Dataset excerpts —
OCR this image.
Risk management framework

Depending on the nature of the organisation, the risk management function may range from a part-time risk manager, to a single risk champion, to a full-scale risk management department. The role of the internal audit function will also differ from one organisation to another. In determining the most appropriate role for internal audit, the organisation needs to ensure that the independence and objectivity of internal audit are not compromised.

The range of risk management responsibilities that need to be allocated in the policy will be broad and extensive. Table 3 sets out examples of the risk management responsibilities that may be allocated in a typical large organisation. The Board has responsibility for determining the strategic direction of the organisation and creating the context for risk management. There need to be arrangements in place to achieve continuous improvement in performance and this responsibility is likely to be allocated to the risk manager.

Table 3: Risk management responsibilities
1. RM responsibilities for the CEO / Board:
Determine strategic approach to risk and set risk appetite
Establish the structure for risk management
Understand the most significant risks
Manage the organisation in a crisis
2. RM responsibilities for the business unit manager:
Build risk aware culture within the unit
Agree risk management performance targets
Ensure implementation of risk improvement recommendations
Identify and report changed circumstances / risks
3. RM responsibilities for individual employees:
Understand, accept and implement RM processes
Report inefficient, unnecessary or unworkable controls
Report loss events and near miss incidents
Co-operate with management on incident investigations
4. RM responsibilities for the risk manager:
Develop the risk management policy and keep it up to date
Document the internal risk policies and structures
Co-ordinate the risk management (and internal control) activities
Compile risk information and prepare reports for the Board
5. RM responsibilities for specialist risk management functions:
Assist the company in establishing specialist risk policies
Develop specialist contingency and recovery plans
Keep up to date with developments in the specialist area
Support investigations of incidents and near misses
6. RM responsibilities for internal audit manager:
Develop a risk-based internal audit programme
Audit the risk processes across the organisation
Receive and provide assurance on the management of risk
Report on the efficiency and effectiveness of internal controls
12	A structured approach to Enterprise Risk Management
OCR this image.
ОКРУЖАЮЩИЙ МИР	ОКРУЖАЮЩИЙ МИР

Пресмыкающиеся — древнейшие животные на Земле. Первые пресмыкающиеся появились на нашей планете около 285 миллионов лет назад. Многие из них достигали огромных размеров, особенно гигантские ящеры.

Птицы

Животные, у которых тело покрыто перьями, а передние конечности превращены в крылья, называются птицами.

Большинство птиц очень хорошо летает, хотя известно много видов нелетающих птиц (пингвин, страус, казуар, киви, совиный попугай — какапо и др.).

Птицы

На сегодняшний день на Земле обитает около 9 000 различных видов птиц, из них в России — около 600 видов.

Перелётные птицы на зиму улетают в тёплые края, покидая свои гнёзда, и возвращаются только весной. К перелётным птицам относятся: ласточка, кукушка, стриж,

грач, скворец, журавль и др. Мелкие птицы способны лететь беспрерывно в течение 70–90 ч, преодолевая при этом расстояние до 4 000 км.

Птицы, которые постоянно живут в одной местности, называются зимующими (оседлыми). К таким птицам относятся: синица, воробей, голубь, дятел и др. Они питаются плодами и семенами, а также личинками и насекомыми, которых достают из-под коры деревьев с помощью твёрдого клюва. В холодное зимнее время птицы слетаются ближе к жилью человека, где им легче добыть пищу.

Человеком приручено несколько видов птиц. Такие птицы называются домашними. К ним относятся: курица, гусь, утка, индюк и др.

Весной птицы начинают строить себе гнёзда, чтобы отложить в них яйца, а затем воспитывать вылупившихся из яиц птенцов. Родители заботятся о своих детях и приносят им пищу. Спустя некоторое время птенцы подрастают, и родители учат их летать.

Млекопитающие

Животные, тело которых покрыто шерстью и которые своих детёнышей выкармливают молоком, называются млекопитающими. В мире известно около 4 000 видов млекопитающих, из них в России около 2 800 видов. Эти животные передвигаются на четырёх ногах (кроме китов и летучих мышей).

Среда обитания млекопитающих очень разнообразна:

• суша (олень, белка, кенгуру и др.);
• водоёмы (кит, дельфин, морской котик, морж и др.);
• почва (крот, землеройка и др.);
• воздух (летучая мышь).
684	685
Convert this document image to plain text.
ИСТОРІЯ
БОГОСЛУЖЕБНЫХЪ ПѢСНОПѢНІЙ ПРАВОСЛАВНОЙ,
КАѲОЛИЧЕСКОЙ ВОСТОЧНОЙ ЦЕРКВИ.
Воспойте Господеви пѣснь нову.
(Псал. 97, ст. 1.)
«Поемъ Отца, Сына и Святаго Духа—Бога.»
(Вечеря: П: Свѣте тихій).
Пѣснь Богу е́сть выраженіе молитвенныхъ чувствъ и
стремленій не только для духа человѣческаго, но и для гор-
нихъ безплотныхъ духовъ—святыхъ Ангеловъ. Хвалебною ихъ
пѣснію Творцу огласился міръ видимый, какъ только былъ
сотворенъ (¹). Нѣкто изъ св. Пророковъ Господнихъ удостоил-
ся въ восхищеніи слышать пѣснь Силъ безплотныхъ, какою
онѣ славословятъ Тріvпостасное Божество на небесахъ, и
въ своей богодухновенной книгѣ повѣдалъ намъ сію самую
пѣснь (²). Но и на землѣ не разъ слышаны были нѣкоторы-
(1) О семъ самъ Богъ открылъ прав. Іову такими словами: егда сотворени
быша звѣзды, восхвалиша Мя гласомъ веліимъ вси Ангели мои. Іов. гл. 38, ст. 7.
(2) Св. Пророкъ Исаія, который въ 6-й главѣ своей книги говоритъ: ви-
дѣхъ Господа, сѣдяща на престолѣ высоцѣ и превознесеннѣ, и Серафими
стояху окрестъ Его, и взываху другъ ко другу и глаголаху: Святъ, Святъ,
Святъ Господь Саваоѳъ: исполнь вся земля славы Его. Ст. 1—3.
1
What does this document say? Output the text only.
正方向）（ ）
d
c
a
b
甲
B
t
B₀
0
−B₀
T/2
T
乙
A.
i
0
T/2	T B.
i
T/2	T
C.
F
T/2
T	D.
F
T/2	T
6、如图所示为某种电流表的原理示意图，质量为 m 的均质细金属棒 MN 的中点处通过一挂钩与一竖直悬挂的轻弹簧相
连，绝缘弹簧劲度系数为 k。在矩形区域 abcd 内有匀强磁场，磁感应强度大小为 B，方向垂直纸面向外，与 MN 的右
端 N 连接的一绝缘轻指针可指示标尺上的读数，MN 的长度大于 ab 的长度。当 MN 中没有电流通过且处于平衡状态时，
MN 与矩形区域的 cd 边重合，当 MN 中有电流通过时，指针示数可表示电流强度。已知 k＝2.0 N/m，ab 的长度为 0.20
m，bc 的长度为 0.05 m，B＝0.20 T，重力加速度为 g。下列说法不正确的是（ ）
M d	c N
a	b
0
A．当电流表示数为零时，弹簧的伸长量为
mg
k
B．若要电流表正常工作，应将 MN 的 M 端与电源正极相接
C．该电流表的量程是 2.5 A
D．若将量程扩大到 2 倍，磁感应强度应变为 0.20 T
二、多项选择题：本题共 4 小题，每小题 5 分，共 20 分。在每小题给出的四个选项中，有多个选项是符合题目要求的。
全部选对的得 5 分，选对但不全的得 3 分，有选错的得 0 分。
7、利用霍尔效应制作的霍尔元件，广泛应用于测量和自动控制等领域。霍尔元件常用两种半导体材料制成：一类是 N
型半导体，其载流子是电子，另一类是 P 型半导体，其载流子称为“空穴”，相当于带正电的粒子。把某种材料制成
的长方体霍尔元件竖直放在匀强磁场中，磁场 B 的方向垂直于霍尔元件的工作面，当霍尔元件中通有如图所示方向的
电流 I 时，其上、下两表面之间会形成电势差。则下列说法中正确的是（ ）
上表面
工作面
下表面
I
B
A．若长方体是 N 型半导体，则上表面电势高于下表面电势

Short problem —
Collect the complete line wherever the string "policies" appears in the records.

The solution —
Document the internal risk policies and structures
Assist the company in establishing specialist risk policies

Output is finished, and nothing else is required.